TEXTE DE LA PAGE
****************

Les espaces publics sont au coeur de nos villes, de nos villages, de nos quartiers. Ils sont des espaces que nous utilisons toutes et tous.
Dans l’interview ci-après, nous nous intéresserons à ce qui permet de se sentir bien chez soi, ou plutôt autour de chez soi.
Nous parlerons des lieux qui sont ou que nous faisons nôtres, de l’importance de se sentir connecté·es à nos rues, nos places, nos talus, nos voisin·es.
Ce dossier est également l’occasion de mettre en valeur Renoupré et son récent comité de quartier, dans lequel des citoyen·nes sont résolument engagé·es à transformer, bousculer ce que l’on considère comme immuable.
De grandes envies à petites échelles qui pourraient en inspirer d’autres!
Interview
"Aménager un territoire, c’est créer un système où tous les éléments sont connectés"
Rencontre avec Benjamin Robinson, architecte au sein du bureau Artau, qui développe des projets tels que l’écoquartier Rives Ardentes à Liège. La durabilité est au coeur des préoccupations d’Artau, dont l’ambition est de permettre à l’architecture de devenir un·e acteur ·trice de la transition.
Présence : En termes d’architecture et d’aménagement, qu’est-ce qui participe au bon vivre dans et / ou autour de nos lieux de vie?
Benjamin Robinson : Il y a beaucoup d’aspects à prendre en compte, mais je dirais qu’il est important de ne pas voir ces aspects comme des entités séparées. Aménager un espace, c’est recréer un système où tous les éléments sont en lien les uns avec les autres dans un cercle vertueux. Ce qui m’importe le plus, c’est la question de l’espace public, car il y a énormément à faire et à transformer pour le réenchanter.
Dans nos projets, on essaie toujours de réfléchir d’abord à ce qu’on va faire du vide, pour le mettre au service de l’ensemble des citoyen·nes. Il n’y a pas si longtemps, il y avait une place du village, ou une place de l’église, qui avait à la fois un rôle symbolique et un rôle social : on y allait pour acheter l’alimentation, c’était un endroit de jeu pour les enfants, on y trouvait de la végétation, on pouvait s’y rassembler, accéder à la culture… toutes les sphères de la cité se déroulaient dans un espace commun.

****************

DONNÉES DE LA TÂCHE
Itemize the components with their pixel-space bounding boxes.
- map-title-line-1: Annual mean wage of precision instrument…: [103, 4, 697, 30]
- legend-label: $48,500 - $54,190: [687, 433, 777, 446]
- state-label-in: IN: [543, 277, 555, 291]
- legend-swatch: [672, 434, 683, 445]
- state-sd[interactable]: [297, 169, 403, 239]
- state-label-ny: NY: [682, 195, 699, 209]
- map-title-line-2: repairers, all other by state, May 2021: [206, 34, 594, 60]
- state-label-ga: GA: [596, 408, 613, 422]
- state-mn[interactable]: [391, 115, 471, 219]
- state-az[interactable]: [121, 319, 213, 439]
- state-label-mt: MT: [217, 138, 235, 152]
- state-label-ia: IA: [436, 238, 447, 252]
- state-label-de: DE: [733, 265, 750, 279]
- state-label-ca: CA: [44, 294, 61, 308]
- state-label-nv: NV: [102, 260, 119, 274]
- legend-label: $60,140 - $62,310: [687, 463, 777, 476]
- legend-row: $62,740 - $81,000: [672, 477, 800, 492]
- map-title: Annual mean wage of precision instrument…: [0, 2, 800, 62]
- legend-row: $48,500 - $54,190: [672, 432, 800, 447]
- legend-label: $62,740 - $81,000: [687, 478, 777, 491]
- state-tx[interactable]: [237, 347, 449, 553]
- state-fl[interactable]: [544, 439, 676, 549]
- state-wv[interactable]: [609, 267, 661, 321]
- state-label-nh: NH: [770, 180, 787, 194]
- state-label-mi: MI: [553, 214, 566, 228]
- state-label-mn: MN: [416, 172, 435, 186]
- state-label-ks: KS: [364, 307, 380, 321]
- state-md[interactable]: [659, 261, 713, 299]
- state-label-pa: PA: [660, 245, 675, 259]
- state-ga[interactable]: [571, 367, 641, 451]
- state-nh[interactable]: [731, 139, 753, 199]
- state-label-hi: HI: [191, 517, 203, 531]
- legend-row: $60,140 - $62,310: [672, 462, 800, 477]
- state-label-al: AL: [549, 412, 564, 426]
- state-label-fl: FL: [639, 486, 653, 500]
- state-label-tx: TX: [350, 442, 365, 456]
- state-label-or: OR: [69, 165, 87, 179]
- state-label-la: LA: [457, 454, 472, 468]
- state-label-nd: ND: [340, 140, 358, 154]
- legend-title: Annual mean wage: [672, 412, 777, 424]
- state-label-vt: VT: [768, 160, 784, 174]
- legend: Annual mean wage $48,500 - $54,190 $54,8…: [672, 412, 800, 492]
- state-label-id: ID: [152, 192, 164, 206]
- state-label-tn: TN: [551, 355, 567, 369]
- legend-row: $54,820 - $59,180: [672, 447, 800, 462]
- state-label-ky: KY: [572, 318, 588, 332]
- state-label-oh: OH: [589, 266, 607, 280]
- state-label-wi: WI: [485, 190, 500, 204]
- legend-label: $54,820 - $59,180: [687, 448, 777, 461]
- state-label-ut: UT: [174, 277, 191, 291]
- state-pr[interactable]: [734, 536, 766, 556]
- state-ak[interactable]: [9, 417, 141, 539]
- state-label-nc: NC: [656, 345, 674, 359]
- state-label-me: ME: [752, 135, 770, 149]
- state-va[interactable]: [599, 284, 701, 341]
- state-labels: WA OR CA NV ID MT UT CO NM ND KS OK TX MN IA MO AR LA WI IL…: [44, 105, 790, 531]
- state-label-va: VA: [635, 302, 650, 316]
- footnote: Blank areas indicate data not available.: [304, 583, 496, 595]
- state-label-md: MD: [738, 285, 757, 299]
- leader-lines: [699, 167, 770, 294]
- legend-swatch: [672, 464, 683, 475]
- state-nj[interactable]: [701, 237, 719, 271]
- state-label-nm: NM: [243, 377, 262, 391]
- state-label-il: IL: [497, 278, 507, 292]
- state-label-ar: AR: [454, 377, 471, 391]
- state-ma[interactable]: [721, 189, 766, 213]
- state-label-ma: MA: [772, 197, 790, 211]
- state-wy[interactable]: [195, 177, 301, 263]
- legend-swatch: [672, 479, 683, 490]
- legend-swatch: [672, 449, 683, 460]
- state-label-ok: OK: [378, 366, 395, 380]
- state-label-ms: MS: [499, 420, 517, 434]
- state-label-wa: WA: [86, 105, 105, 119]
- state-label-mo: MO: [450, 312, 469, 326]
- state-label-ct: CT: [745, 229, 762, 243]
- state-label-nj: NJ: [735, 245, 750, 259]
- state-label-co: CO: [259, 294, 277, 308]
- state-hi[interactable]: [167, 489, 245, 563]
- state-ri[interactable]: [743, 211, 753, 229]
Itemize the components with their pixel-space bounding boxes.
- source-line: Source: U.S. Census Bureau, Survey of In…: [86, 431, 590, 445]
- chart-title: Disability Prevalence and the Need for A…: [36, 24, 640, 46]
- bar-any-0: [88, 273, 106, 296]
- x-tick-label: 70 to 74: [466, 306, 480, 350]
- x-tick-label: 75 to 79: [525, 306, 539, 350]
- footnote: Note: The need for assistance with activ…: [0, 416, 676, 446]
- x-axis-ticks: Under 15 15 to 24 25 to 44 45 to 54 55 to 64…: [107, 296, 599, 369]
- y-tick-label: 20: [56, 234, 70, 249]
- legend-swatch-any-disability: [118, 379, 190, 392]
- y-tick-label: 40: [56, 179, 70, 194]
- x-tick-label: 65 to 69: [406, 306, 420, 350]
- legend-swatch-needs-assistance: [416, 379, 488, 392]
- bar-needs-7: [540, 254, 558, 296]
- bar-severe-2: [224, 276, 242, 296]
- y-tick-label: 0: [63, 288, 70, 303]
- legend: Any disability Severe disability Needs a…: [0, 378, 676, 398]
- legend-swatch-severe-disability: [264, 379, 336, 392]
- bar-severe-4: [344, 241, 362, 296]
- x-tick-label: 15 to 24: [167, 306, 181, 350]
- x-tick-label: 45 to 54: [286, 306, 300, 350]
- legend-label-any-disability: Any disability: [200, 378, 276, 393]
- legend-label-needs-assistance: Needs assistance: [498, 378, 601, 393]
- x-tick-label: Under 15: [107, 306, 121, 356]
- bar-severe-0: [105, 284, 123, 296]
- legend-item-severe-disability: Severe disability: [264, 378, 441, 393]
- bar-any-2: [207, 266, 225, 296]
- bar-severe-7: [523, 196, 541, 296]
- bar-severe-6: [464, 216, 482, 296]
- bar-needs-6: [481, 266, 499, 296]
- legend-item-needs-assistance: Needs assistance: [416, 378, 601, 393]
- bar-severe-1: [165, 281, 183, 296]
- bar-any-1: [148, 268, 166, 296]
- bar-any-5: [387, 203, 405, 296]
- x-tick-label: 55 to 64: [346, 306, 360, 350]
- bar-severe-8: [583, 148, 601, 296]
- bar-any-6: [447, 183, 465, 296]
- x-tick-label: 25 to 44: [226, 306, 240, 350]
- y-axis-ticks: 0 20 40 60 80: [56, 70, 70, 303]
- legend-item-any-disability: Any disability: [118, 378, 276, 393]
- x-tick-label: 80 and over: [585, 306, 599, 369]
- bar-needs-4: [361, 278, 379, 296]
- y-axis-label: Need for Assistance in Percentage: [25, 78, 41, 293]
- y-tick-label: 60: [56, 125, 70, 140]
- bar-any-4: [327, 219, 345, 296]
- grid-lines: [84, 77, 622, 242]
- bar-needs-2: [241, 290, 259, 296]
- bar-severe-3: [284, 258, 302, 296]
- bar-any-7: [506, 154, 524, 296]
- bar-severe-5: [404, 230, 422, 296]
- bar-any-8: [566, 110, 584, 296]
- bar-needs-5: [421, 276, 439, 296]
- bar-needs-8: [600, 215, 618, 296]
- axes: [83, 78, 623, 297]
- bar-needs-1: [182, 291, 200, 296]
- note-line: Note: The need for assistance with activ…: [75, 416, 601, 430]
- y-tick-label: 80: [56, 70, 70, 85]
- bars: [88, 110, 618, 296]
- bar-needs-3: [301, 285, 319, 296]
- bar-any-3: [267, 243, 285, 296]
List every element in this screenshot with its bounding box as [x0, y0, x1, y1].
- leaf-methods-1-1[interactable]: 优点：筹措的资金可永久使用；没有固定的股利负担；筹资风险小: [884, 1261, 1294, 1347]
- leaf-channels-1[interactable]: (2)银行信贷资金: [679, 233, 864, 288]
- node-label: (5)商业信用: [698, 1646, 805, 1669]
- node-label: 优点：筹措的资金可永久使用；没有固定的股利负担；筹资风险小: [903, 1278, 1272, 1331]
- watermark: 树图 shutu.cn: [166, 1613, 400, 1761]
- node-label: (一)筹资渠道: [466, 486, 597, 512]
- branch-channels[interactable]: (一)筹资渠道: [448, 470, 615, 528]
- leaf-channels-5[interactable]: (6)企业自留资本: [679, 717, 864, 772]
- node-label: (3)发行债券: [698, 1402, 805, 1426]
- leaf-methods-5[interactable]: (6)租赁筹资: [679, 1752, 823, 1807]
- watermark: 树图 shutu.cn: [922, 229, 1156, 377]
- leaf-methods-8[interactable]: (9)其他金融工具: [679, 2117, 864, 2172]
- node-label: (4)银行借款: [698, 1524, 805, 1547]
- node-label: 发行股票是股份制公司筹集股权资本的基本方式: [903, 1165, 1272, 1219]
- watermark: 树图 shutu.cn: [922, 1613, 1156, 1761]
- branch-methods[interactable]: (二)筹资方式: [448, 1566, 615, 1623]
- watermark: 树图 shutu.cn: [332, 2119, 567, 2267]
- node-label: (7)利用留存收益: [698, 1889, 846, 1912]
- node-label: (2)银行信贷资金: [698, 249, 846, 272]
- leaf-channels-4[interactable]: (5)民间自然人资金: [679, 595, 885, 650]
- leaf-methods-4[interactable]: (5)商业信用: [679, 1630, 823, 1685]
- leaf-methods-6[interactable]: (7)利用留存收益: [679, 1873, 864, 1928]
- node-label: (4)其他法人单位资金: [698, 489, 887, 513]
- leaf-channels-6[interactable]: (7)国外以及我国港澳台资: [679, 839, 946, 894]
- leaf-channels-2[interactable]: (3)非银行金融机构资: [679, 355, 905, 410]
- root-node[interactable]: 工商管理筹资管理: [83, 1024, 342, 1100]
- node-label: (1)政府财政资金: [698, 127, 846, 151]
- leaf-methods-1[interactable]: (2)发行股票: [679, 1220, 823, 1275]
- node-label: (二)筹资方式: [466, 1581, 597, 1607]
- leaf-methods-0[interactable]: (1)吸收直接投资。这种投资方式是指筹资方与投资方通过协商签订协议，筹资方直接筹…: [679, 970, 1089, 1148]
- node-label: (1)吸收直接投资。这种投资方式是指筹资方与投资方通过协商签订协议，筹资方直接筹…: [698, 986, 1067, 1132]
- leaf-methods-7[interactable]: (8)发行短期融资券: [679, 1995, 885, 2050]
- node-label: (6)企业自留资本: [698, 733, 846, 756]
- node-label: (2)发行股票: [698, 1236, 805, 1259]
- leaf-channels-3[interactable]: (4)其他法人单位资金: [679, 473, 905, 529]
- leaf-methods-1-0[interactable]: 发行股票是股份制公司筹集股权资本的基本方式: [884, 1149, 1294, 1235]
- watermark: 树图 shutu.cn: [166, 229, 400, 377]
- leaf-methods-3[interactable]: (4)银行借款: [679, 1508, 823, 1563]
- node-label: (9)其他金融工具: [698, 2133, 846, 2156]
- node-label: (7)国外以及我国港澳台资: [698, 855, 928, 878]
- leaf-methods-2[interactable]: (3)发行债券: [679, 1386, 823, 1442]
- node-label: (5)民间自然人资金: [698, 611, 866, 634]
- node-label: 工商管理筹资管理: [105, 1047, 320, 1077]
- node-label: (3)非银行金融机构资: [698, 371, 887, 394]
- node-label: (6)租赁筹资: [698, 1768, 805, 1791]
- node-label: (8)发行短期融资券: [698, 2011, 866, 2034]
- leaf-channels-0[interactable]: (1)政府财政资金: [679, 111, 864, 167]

****************

CONSIGNES DE TRAVAIL
A – Renvoyez chaque ligne des enregistrements contenant la chaîne « 发行债券 », en tenant compte de la casse.
B – Prolongez le texte sur les espaces publics à partir de sa dernière phrase.

LES RÉPONSES
A –
- node-label: (3)发行债券: [698, 1402, 805, 1426]
- leaf-methods-2[interactable]: (3)发行债券: [679, 1386, 823, 1442]

B –
Avec l’avènement du mouvement moderne à l’entre-deuxguerres, nos espaces sont avant tout devenus fonctionnels, les villes ont été divisées avec des quartiers pour produire, des quartiers pour habiter, pour enseigner, etc. Cet aménagement du territoire est lié à l’arrivée de la voiture individuelle, car cette organisation ne peut fonctionner que si l’on a la possibilité de se déplacer rapidement entre ces lieux. Cela a complètement bouleversé la notion sociale et environnementale du territoire.
Outre la notion d’espace public, les questions environnementales sont évidemment fondamentales : les rôles écosystémiques par rapport à l’eau, la végétation, la qualité des sols… en somme le rapport au vivant.
Ne pas penser à ces aspects environnementaux donne malheureusement lieu à des catastrophes, comme ce fut le cas lors des inondations en juillet 2021.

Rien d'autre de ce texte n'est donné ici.